Elasticsearch + Craft makes for a more flexible search experience.

For one of our clients, we recently swapped out the default CraftCMS search functionality. We chose to do this because our site needed more flexibility. In particular different types of content needed to be emphasized in different ways, and the default craft search just was not configurable enough. I ended up writing a custom plugin to replace the search functionality, as we would like to have this plugin evolve separately from the site that is using it. I replaced the search functionality entirely by updating the search component in config/app.php.

Here are some lessons learned about replacing the search functionality with elasticsearch:

  • When you replace the search functionality, you replace it everywhere, including in the control panel. If there are any sections you don’t want to index in elasticsearch, you can leverage the default search. I wasn’t able to find an elegant way to do that, so the plugin just looks for the first element passed to it, and if that element is from a section where I want to defer to the default sql based search, I call into that component (which is registered under a different name).
  • The search filtering in the Search service filters a list of element ids and all the results expect back are element ids. This means that you need to make sure you add the elementId to your index, and that is the only item you need to return. (Which makes the elasticsearch query much quicker than returning everything.)
  • You can easily re-index on entry change, but it is simpler to just do a re-index of everything every so often. Depending on how often you need your search results refreshed, you may be able to get by with the simpler option.
  • Hosted elasticsearch makes a ton of sense. We evaluated a couple of solutions but went with Elastic.co hosted search, which had good pricing, an intuitive interface and default SSL + basic auth.

Here are some lessons learned about craft plugins in general:

  • Get the plugin to work first, then extract configuration. Craft makes it very easy to pull settings out into a model, and you should absolutely do that, but focus on getting things working first.
  • Use the plugin generator to avoid writing boilerplate.
  • When working on a plugin, it’s easier to just edit php files directly in the vendor directory, then once they work, copy them over to the plugin repository and cut a full fledged release.
  • It’s really easy to swap out entire components.
  • If your plugin is in a private git repository, make sure you understand how to let composer access it.

All in all, the flexibility gained was worth the extra work.

• _Labeled box records_
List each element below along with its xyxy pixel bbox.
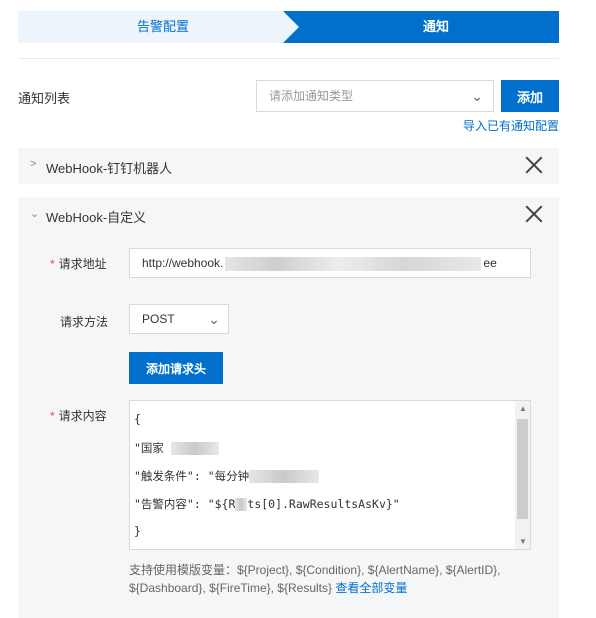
chevron-down-icon: ⌄ xyxy=(208,311,220,327)
body-line: } xyxy=(134,524,141,538)
chevron-right-icon: > xyxy=(30,158,37,170)
add-notify-button[interactable]: 添加 xyxy=(501,80,559,112)
notify-type-select[interactable]: 请添加通知类型 ⌄ xyxy=(256,80,494,112)
required-mark: * xyxy=(50,257,55,271)
url-input[interactable]: http://webhook. ee xyxy=(129,248,531,278)
url-prefix: http://webhook. xyxy=(142,256,224,270)
step-alert-config-label: 告警配置 xyxy=(136,19,189,34)
method-value: POST xyxy=(142,312,175,326)
step-arrow xyxy=(283,11,299,43)
body-label-text: 请求内容 xyxy=(58,409,107,423)
step-notification[interactable]: 通知 xyxy=(283,11,559,43)
step-indicator: 告警配置 通知 xyxy=(18,11,559,43)
chevron-down-icon: ⌄ xyxy=(471,88,483,104)
required-mark: * xyxy=(50,409,55,423)
body-line-text: "触发条件": "每分钟 xyxy=(134,469,250,483)
panel-custom-webhook: ⌄ WebHook-自定义 * 请求地址 http://webhook. ee 请求… xyxy=(18,197,559,618)
redacted-blur xyxy=(170,442,219,455)
url-label: * 请求地址 xyxy=(50,255,107,272)
body-line: "国家 xyxy=(134,440,219,456)
scrollbar[interactable]: ▲ ▼ xyxy=(515,401,530,549)
method-label: 请求方法 xyxy=(60,315,109,329)
scroll-down-icon[interactable]: ▼ xyxy=(519,537,527,546)
close-icon[interactable] xyxy=(523,203,545,225)
body-line: { xyxy=(134,412,141,426)
add-header-button[interactable]: 添加请求头 xyxy=(129,352,223,384)
notify-type-placeholder: 请添加通知类型 xyxy=(269,89,354,103)
close-icon[interactable] xyxy=(523,154,545,176)
body-line: "触发条件": "每分钟 xyxy=(134,468,320,484)
body-label: * 请求内容 xyxy=(50,407,107,424)
scrollbar-thumb[interactable] xyxy=(517,419,528,519)
panel-dingtalk: > WebHook-钉钉机器人 xyxy=(18,148,559,184)
import-config-link[interactable]: 导入已有通知配置 xyxy=(463,117,559,134)
body-textarea[interactable]: { "国家 "触发条件": "每分钟 "告警内容": "${R ts[0].Raw… xyxy=(129,400,531,550)
url-suffix: ee xyxy=(483,256,497,270)
redacted-blur xyxy=(249,470,320,483)
view-all-variables-link[interactable]: 查看全部变量 xyxy=(335,581,407,595)
panel-custom-title: WebHook-自定义 xyxy=(46,210,147,225)
url-label-text: 请求地址 xyxy=(58,257,107,271)
body-line-text: ts[0].RawResultsAsKv}" xyxy=(247,497,400,511)
body-line: "告警内容": "${R ts[0].RawResultsAsKv}" xyxy=(134,496,400,512)
panel-dingtalk-header[interactable]: > WebHook-钉钉机器人 xyxy=(18,148,559,184)
panel-dingtalk-title: WebHook-钉钉机器人 xyxy=(46,161,173,176)
template-help: 支持使用模版变量：${Project}, ${Condition}, ${Ale… xyxy=(129,561,549,597)
notify-list-label: 通知列表 xyxy=(18,91,71,106)
redacted-blur xyxy=(225,256,482,271)
body-line-text: "告警内容": "${R xyxy=(134,497,236,511)
method-select[interactable]: POST ⌄ xyxy=(129,304,229,334)
help-text: 支持使用模版变量：${Project}, ${Condition}, ${Ale… xyxy=(129,563,501,595)
scroll-up-icon[interactable]: ▲ xyxy=(519,404,527,413)
redacted-blur xyxy=(235,498,248,511)
body-line-text: "国家 xyxy=(134,441,164,455)
panel-custom-header[interactable]: ⌄ WebHook-自定义 xyxy=(18,197,559,233)
step-alert-config[interactable]: 告警配置 xyxy=(18,11,308,43)
step-notification-label: 通知 xyxy=(422,19,449,34)
divider xyxy=(18,58,559,59)
chevron-down-icon: ⌄ xyxy=(30,208,40,220)
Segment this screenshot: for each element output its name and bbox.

• _Requirements_
(1) Print the stretch of the Elasticsearch and Craft post from "Elasticsearch + Craft" through "component in config/app.php.", word for word.
(2) From the labeled box records, output the stretch from the line containing "chevron-down-icon: ⌄ xyxy=(208,311,220,327)" through the line containing "step-alert-config-label: 告警配置 xyxy=(136,19,189,34)", both included, unchanged and with nothing else.

• _Per-task answers_
(1)
Elasticsearch + Craft makes for a more flexible search experience.

For one of our clients, we recently swapped out the default CraftCMS search functionality. We chose to do this because our site needed more flexibility. In particular different types of content needed to be emphasized in different ways, and the default craft search just was not configurable enough. I ended up writing a custom plugin to replace the search functionality, as we would like to have this plugin evolve separately from the site that is using it. I replaced the search functionality entirely by updating the search component in config/app.php.

(2)
chevron-down-icon: ⌄ xyxy=(208,311,220,327)
body-line: } xyxy=(134,524,141,538)
chevron-right-icon: > xyxy=(30,158,37,170)
add-notify-button[interactable]: 添加 xyxy=(501,80,559,112)
notify-type-select[interactable]: 请添加通知类型 ⌄ xyxy=(256,80,494,112)
required-mark: * xyxy=(50,257,55,271)
url-input[interactable]: http://webhook. ee xyxy=(129,248,531,278)
url-prefix: http://webhook. xyxy=(142,256,224,270)
step-alert-config-label: 告警配置 xyxy=(136,19,189,34)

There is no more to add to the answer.